Spark session creation

Introduction

You can create Spark Session either by using methods provided by Spark directly or utility classes from NXCALS. In either case you will have to provide some details (properties) in order to correctly configure the session. You will have to chose if the session is run locally (on your computer, Local Mode) or on YARN (Hadoop cluster, YARN Mode). In the later case you will have to select the number of executors, number of cores and memory sizes. If you chose to use our utilities some helper classes are provided to make the process a little bit easier. For YARN we provide so-called Flavor that helps selecting the desired size of the resources. Those properties can also be overwritten if needed to match any specific case of yours.

Creating Spark Session with NXCALS utilities in Local Mode

JavaPython

//Defaults to local[*] mode
SparkProperties sparkProperties = SparkProperties.defaults("MY_APP");
SparkSession sparkSession = SparkUtils.createSparkSession(sparkProperties);

# Defaults to local[*] mode
from nxcals import spark_session_builder
spark_session = spark_session_builder.get_or_create(app_name='MY_APP')

Creating Spark Session with NXCALS utilities in YARN Mode using predefined Flavor.

Predefined application size on YARN can be selected using the Flavor class. Please note that any Spark property can be overwritten here according to the needs.

════════

● **What the exercise asks**:
Reproduce the Spark session page word for word, everything from "Predefined application size" down to "to the needs.". The listing below the Spark session page comes from a separate source.

● **Extracted data**:
════════

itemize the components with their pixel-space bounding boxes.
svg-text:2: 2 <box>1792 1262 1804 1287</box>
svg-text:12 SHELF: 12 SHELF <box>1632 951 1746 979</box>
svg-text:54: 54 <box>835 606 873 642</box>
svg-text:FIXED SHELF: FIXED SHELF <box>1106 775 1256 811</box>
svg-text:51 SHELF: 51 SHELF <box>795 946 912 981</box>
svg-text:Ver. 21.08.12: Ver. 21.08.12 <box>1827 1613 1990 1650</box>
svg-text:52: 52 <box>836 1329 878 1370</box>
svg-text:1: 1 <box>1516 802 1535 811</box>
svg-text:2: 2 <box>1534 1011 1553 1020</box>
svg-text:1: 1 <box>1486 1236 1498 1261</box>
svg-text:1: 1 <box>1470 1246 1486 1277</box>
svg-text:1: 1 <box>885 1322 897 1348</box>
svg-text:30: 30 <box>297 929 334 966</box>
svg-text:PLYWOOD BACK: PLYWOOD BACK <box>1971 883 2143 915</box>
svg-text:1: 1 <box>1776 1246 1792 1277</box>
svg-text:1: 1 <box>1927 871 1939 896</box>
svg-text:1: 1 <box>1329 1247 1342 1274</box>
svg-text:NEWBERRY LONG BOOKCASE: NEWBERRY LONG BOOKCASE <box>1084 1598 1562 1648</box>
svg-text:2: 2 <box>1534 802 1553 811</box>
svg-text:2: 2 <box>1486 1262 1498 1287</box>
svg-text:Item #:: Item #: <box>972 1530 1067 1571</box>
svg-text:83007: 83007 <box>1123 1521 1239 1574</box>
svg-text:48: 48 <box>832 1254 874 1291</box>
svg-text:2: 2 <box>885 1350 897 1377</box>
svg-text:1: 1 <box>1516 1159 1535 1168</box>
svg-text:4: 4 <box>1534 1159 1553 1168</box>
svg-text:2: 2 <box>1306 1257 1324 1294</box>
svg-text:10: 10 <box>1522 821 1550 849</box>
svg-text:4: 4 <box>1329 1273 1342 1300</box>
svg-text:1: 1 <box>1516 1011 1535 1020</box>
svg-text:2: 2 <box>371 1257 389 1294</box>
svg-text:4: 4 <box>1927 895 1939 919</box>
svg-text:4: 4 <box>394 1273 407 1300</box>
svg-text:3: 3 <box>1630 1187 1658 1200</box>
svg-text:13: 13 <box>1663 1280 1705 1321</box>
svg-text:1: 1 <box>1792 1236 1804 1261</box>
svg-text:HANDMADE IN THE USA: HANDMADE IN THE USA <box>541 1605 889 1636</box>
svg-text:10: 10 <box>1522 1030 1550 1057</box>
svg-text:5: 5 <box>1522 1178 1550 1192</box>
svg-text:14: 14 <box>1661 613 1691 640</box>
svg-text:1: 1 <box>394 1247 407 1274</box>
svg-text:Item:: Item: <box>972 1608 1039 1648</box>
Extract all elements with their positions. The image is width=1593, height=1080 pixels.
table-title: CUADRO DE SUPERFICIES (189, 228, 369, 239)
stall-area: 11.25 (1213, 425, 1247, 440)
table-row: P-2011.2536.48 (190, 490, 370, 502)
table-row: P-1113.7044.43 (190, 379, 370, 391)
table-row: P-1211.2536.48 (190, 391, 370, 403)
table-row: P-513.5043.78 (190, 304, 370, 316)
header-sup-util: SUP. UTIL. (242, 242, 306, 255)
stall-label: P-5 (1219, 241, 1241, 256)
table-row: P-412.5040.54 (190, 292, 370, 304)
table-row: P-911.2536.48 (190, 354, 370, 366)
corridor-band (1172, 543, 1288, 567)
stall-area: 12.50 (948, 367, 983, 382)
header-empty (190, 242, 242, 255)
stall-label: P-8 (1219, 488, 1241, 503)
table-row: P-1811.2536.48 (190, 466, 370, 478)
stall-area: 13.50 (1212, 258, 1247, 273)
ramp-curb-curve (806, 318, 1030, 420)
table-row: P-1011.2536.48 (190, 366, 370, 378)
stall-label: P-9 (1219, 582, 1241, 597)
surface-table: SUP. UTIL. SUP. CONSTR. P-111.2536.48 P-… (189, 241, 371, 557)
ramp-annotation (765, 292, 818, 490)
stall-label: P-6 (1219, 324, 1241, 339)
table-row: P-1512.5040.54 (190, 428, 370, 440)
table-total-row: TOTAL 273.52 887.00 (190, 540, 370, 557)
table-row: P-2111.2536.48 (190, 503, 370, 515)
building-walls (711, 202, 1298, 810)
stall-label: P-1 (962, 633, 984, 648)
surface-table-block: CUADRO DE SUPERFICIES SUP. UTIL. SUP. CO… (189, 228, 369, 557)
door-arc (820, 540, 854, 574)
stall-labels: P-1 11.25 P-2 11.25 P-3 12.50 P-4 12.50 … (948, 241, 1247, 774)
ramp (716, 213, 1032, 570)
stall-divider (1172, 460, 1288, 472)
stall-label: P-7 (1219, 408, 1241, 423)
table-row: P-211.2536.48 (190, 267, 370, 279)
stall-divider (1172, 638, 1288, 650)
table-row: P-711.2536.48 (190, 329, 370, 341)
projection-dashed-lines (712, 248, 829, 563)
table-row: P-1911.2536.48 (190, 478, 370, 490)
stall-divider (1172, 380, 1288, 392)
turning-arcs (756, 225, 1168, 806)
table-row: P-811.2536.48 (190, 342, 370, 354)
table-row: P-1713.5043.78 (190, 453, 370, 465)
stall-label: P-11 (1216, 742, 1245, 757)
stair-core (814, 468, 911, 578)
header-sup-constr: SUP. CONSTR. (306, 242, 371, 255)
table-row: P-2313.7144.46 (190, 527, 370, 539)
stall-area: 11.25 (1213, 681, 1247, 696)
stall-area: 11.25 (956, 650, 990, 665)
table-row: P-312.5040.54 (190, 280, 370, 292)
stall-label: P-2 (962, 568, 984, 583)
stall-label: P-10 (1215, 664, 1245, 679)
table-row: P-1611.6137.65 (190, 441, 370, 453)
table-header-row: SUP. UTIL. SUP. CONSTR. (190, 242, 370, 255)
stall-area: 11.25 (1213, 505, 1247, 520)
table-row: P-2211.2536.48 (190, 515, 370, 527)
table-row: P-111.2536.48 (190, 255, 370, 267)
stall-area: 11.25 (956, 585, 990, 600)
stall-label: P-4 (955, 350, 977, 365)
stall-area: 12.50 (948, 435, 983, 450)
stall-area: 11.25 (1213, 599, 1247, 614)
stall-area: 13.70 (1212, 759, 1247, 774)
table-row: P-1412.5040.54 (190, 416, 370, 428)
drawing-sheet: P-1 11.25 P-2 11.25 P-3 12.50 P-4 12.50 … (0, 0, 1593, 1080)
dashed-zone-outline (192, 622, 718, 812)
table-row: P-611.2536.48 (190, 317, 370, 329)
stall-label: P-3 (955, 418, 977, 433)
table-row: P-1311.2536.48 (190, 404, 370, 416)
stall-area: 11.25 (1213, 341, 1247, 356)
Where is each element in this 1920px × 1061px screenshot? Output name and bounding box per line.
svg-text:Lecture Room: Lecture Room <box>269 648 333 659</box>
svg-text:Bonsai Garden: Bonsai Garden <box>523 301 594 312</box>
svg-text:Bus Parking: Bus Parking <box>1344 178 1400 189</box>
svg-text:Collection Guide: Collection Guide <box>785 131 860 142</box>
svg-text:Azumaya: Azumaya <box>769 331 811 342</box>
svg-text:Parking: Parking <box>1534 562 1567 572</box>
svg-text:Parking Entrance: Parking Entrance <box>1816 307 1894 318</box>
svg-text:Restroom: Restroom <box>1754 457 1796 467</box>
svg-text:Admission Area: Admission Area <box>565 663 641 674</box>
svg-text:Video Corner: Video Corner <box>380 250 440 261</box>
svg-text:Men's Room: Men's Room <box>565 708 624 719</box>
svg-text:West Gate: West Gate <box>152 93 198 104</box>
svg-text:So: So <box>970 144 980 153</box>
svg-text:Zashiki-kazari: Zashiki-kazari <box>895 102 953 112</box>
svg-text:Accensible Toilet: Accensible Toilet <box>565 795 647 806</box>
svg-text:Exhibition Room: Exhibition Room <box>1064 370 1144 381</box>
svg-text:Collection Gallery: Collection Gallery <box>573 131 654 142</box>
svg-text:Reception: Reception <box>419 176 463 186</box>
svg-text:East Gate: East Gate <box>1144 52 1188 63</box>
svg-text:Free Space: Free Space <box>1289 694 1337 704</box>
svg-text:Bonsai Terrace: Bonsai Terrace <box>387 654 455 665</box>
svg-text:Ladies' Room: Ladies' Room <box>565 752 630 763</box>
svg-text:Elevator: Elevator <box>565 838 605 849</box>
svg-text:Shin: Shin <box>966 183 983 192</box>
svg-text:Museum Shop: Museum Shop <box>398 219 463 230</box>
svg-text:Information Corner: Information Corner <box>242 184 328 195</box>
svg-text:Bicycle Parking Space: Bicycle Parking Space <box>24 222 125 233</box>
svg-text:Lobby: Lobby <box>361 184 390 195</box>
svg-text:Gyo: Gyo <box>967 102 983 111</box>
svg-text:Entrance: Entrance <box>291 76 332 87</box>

════════

● **Result**:
Predefined application size on YARN can be selected using the Flavor class. Please note that any Spark property can be overwritten here according to the needs.